== Entries supplied

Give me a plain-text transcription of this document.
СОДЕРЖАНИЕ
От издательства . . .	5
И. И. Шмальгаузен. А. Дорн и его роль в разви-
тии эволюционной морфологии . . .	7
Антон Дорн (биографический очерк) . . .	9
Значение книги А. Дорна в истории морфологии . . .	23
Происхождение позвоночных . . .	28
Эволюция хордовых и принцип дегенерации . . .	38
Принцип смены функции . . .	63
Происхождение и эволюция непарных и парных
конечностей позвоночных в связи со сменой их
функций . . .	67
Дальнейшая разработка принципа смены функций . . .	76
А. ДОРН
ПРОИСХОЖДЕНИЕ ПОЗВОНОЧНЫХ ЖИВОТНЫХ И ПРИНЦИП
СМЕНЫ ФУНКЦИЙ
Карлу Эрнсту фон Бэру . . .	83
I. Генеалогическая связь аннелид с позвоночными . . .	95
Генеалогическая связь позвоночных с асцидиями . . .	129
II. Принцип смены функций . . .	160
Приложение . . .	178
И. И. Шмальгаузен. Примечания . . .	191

====

Retype the data exactly as given.

Give me a plain-text transcription of this document.
СОДЕРЖАНИЕ
От издательства . . .	5
И. И. Шмальгаузен. А. Дорн и его роль в разви-
тии эволюционной морфологии . . .	7
Антон Дорн (биографический очерк) . . .	9
Значение книги А. Дорна в истории морфологии . . .	23
Происхождение позвоночных . . .	28
Эволюция хордовых и принцип дегенерации . . .	38
Принцип смены функции . . .	63
Происхождение и эволюция непарных и парных
конечностей позвоночных в связи со сменой их
функций . . .	67
Дальнейшая разработка принципа смены функций . . .	76
А. ДОРН
ПРОИСХОЖДЕНИЕ ПОЗВОНОЧНЫХ ЖИВОТНЫХ И ПРИНЦИП
СМЕНЫ ФУНКЦИЙ
Карлу Эрнсту фон Бэру . . .	83
I. Генеалогическая связь аннелид с позвоночными . . .	95
Генеалогическая связь позвоночных с асцидиями . . .	129
II. Принцип смены функций . . .	160
Приложение . . .	178
И. И. Шмальгаузен. Примечания . . .	191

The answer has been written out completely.